Task prompt
Give nothing except the number of lines containing the word "this".

Supplied data
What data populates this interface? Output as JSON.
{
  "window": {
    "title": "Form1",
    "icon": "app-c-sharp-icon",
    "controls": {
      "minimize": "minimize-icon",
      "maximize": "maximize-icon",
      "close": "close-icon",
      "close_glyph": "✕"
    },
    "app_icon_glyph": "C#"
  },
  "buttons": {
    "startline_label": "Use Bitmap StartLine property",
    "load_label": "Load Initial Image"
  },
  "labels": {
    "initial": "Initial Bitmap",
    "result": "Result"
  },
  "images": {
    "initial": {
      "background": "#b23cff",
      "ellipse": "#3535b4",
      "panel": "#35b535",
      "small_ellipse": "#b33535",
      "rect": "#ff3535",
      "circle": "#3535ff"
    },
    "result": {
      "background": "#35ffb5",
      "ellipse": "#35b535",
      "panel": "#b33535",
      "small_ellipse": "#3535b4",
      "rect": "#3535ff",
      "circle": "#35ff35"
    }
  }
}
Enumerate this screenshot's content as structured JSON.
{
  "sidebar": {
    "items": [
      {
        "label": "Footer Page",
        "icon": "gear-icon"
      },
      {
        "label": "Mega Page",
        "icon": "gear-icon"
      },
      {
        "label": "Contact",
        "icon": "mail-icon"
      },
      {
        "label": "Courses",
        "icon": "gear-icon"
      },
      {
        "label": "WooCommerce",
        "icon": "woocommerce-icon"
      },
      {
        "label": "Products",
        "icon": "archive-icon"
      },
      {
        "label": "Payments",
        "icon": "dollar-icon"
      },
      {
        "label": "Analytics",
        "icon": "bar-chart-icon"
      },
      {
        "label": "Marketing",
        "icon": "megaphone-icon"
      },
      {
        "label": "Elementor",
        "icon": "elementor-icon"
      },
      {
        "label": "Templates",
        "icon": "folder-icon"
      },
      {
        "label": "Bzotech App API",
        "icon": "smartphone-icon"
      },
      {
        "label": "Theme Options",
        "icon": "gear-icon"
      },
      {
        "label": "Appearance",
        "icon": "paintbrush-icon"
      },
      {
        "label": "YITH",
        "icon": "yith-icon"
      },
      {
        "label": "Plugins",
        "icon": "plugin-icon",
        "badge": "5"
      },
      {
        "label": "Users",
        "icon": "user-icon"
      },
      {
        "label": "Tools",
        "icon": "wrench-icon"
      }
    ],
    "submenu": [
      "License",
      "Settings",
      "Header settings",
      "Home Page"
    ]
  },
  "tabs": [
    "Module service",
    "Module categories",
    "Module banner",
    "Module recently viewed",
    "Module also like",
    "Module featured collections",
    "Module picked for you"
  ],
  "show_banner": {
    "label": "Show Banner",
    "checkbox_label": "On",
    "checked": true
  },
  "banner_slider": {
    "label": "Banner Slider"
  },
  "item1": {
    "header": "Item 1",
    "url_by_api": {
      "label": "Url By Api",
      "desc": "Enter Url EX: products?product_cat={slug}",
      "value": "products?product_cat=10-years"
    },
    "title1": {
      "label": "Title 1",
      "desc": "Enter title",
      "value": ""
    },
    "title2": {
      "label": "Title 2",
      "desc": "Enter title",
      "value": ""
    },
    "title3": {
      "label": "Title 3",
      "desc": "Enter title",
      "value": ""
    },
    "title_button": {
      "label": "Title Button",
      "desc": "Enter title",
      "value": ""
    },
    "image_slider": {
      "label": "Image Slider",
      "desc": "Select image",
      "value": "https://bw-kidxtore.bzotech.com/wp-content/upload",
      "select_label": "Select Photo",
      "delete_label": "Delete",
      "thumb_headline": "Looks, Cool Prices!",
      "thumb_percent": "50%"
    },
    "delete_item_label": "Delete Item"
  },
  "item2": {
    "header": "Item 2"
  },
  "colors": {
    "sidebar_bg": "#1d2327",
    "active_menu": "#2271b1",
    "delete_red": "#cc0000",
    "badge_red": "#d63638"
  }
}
* * *
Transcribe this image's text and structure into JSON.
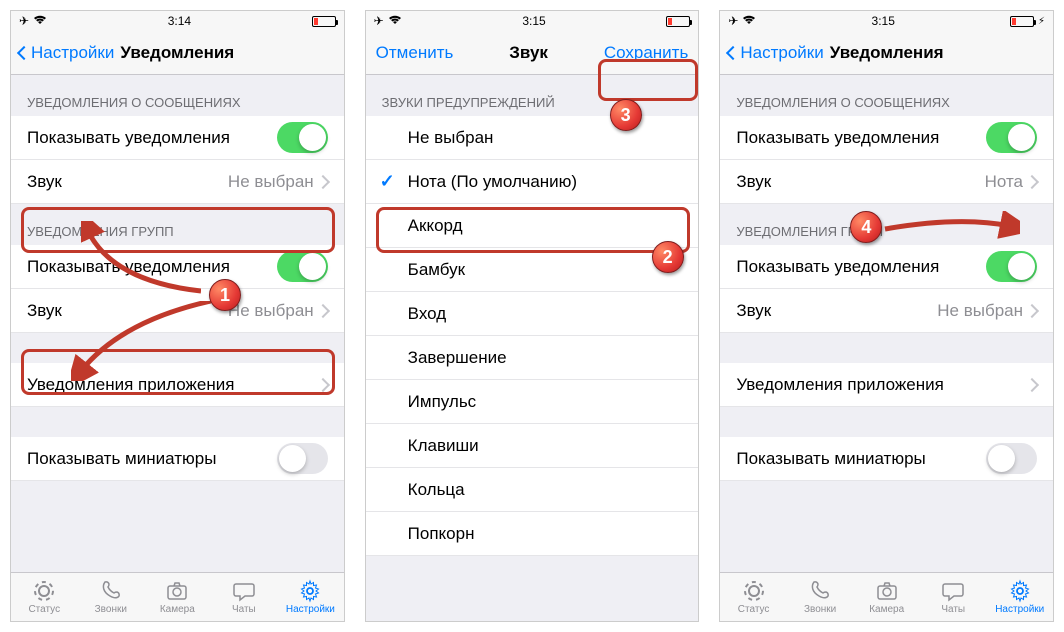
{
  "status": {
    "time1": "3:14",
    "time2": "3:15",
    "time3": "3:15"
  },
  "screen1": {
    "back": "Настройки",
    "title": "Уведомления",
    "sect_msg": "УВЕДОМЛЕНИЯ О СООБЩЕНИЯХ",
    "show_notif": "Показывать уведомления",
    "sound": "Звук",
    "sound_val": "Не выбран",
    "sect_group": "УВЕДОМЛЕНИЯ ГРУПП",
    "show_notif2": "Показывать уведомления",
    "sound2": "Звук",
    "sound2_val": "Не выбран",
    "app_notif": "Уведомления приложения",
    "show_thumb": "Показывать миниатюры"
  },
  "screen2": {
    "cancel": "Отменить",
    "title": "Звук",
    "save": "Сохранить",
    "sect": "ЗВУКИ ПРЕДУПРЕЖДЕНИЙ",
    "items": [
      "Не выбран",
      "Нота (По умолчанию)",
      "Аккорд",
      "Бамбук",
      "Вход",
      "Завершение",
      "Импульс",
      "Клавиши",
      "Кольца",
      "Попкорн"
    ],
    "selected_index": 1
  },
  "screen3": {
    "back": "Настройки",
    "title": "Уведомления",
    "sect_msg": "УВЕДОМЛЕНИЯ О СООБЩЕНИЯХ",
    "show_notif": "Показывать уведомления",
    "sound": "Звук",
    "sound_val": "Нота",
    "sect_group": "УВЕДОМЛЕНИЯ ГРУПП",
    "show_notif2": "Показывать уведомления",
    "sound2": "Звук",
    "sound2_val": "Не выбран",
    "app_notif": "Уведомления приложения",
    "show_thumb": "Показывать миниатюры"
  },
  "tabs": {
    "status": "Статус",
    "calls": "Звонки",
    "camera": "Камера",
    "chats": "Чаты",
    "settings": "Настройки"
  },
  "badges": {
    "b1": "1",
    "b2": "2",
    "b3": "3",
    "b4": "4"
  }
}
* * *
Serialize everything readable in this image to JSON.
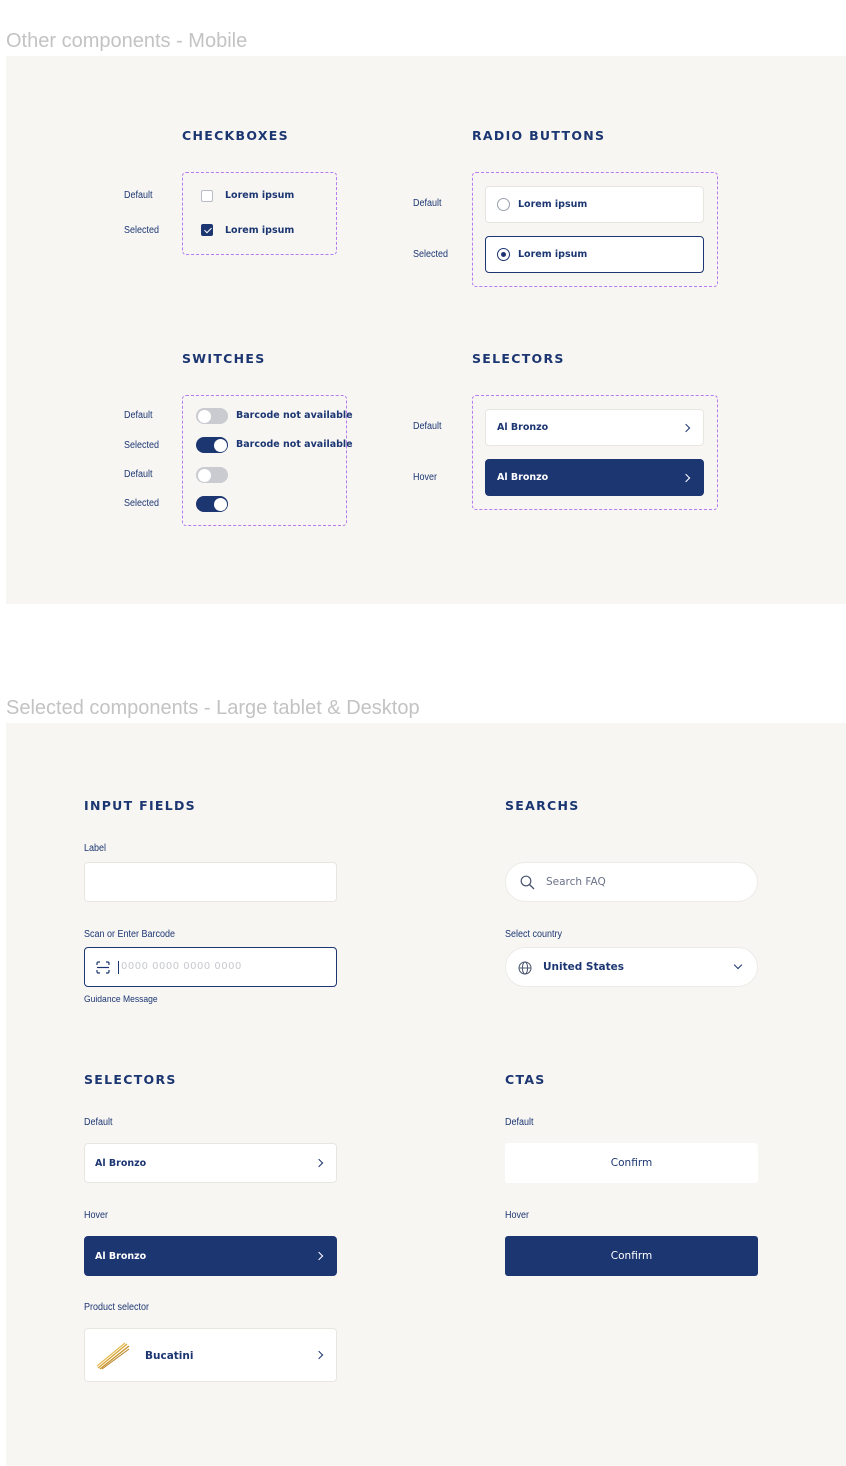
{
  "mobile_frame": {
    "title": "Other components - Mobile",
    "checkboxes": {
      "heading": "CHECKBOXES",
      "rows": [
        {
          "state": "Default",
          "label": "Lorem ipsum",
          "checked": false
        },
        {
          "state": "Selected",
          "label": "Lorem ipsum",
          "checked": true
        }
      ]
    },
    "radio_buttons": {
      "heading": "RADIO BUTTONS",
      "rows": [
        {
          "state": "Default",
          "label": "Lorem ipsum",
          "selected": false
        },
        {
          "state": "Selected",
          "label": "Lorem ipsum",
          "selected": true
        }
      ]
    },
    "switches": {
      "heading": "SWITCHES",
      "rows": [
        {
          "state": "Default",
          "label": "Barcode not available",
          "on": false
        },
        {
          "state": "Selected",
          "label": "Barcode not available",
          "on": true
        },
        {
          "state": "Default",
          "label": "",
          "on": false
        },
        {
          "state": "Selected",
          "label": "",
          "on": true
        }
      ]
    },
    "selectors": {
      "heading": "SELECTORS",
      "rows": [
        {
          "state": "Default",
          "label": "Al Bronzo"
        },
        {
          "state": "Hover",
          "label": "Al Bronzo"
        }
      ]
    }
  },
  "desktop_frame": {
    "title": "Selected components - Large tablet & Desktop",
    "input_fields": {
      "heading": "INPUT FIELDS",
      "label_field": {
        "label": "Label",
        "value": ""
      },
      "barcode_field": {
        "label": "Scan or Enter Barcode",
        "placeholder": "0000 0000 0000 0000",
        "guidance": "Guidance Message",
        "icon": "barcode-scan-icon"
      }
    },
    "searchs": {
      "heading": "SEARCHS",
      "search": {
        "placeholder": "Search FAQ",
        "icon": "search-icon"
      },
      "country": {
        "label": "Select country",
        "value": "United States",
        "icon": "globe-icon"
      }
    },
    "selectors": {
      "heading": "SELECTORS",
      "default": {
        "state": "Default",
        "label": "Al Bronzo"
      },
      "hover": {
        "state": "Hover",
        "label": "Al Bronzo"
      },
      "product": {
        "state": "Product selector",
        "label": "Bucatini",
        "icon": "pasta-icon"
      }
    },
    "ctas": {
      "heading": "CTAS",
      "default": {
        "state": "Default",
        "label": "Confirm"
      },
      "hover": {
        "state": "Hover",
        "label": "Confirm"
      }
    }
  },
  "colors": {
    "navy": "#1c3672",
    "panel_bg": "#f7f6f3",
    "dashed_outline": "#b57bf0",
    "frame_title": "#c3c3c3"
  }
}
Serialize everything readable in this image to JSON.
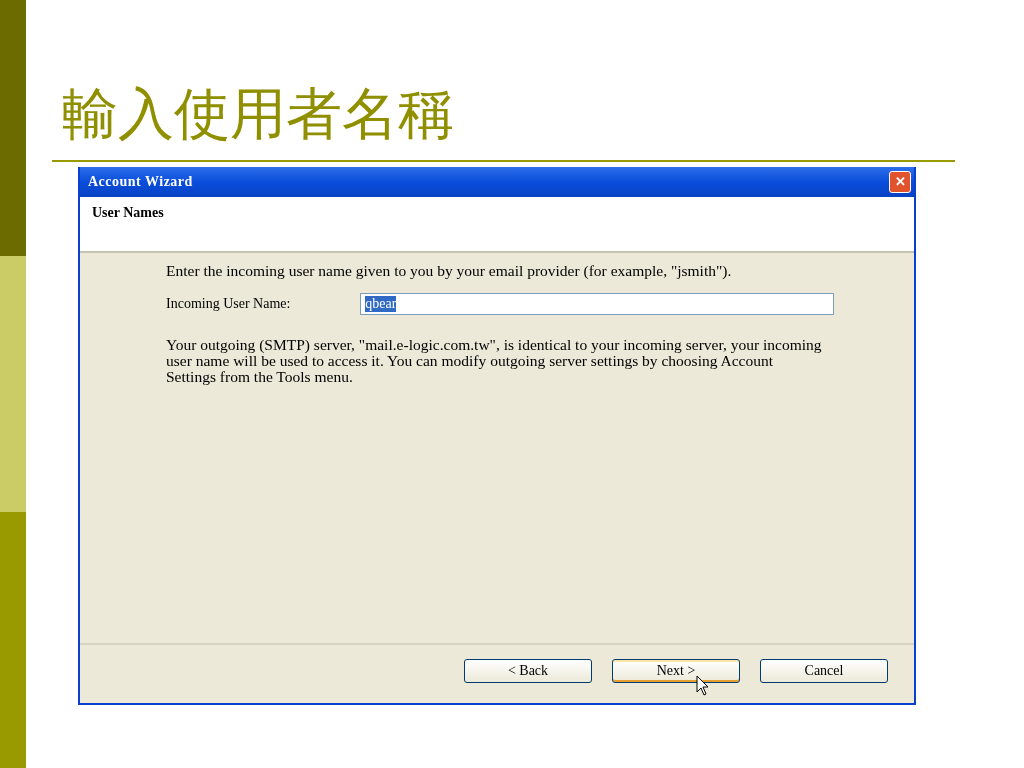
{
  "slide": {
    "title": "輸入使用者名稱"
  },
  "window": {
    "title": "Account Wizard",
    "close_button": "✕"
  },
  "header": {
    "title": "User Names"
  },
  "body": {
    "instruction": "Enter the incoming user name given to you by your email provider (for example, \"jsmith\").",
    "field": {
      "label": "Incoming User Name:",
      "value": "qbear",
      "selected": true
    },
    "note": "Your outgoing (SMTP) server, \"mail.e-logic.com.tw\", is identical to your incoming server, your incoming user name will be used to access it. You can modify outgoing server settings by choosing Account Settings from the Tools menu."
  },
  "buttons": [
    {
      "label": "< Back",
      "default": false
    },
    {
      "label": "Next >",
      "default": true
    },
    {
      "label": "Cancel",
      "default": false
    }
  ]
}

Result below
5